Find each line in the following listing that has the string "name", then state the count and nothing else.

**Records from a dataset:**
* * *

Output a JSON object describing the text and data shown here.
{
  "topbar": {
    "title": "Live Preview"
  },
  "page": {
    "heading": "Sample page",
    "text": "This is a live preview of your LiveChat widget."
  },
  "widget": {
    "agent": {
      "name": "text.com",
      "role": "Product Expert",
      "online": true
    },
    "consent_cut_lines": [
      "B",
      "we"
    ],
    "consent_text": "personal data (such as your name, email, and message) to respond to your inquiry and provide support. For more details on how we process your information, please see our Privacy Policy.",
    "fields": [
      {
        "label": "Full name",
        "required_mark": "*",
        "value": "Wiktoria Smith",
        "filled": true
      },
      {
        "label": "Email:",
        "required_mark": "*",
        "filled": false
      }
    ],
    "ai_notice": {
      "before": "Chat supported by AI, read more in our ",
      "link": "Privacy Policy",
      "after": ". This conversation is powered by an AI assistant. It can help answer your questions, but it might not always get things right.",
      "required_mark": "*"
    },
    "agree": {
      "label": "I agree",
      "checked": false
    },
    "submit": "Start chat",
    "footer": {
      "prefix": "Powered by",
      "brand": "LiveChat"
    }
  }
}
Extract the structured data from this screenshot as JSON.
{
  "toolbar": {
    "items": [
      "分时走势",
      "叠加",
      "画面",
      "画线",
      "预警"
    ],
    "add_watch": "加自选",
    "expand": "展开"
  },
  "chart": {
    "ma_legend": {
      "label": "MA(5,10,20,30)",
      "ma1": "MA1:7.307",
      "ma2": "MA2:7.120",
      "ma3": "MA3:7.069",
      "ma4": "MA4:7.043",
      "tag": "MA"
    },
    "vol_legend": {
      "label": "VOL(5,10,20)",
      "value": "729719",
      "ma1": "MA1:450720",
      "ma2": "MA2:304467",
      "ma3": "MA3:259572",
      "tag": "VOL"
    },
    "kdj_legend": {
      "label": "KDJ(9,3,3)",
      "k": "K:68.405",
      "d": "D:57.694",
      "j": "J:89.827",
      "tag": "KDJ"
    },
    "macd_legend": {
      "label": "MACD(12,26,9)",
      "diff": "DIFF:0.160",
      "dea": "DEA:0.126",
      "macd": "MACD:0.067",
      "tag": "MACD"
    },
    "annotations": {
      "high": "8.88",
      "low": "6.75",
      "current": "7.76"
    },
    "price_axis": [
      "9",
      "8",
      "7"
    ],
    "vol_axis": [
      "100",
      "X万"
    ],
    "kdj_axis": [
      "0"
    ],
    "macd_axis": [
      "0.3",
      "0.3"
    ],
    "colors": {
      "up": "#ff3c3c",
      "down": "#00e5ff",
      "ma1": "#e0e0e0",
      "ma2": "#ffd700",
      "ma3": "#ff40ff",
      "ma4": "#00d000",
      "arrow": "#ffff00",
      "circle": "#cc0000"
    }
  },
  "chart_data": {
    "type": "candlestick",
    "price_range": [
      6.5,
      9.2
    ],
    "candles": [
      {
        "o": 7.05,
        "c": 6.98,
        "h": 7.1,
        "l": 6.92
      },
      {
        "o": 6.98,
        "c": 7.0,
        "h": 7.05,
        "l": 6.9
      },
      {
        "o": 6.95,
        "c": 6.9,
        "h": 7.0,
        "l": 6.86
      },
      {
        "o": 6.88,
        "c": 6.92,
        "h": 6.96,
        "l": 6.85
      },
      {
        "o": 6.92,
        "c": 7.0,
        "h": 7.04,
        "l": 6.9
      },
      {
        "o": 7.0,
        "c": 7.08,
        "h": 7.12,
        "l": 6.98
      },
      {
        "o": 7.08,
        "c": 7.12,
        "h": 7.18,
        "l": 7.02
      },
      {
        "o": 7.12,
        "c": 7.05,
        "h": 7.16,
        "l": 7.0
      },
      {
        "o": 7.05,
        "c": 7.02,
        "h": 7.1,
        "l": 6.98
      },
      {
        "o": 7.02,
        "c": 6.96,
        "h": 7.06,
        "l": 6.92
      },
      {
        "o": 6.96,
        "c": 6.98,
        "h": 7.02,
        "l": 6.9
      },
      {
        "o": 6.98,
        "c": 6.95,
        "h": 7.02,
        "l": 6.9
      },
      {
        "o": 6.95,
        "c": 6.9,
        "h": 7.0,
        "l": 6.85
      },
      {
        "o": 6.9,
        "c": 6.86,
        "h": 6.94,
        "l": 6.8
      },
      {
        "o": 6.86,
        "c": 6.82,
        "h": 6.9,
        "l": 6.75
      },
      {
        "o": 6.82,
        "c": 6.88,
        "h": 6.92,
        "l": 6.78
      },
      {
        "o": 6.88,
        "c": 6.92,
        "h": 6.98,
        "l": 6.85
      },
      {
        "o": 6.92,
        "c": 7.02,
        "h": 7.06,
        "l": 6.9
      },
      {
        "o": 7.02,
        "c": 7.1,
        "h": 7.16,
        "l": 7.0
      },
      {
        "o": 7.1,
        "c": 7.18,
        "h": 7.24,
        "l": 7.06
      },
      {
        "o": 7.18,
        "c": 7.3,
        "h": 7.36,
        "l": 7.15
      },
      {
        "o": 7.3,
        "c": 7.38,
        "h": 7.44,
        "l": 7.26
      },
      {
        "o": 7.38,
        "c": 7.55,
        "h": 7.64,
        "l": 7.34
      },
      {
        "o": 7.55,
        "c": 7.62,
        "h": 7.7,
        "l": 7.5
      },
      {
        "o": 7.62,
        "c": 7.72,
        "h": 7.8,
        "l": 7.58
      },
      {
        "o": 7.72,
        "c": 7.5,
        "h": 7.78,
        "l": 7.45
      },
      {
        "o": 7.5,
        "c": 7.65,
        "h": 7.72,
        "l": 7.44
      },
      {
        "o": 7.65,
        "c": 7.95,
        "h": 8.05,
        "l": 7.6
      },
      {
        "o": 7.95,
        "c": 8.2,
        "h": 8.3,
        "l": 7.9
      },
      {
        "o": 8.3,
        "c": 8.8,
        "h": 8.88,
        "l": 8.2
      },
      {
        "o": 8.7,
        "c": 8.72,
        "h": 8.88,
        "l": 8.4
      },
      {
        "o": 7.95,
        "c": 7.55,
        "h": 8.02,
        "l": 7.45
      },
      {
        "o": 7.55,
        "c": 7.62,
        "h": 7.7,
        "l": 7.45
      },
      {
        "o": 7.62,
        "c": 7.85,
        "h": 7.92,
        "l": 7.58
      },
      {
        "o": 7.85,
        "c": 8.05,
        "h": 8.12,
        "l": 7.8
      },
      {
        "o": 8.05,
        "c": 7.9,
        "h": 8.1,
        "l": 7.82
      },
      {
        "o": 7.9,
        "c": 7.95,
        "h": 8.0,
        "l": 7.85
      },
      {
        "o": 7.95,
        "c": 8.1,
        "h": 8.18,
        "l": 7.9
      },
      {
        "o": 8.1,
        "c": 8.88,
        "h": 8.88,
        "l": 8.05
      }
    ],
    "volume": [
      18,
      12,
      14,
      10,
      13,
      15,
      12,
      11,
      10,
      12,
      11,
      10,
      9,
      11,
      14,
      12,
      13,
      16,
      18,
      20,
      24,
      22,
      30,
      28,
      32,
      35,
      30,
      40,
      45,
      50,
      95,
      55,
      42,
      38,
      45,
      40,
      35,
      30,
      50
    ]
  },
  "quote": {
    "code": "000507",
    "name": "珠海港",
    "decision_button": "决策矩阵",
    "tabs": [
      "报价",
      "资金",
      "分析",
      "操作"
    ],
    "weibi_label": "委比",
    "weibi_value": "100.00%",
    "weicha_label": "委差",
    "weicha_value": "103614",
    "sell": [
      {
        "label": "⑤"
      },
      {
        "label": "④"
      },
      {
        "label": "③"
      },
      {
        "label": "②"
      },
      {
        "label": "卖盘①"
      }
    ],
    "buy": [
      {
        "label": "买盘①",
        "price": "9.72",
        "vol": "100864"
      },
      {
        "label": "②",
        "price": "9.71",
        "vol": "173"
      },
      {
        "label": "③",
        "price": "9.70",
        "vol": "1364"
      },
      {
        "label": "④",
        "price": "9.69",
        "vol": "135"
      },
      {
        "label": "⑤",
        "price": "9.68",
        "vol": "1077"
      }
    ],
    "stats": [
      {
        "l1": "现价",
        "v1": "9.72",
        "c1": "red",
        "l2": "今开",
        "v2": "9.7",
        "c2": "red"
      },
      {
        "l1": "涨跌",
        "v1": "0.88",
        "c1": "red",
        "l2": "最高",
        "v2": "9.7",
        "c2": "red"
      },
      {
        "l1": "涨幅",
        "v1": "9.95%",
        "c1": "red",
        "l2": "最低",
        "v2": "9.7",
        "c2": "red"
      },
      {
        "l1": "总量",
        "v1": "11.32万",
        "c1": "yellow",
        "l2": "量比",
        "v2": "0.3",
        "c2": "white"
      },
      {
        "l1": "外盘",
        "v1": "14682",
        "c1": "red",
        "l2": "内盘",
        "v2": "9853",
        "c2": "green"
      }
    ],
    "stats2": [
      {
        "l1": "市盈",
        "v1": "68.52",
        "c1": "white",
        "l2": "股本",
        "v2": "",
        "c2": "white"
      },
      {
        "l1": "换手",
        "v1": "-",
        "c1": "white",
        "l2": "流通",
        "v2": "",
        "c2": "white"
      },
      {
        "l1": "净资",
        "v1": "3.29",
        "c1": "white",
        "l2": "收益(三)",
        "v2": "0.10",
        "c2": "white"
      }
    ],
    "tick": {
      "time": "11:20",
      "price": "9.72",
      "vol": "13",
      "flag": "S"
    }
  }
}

* * *

**EXERCISE OUTPUT:** 4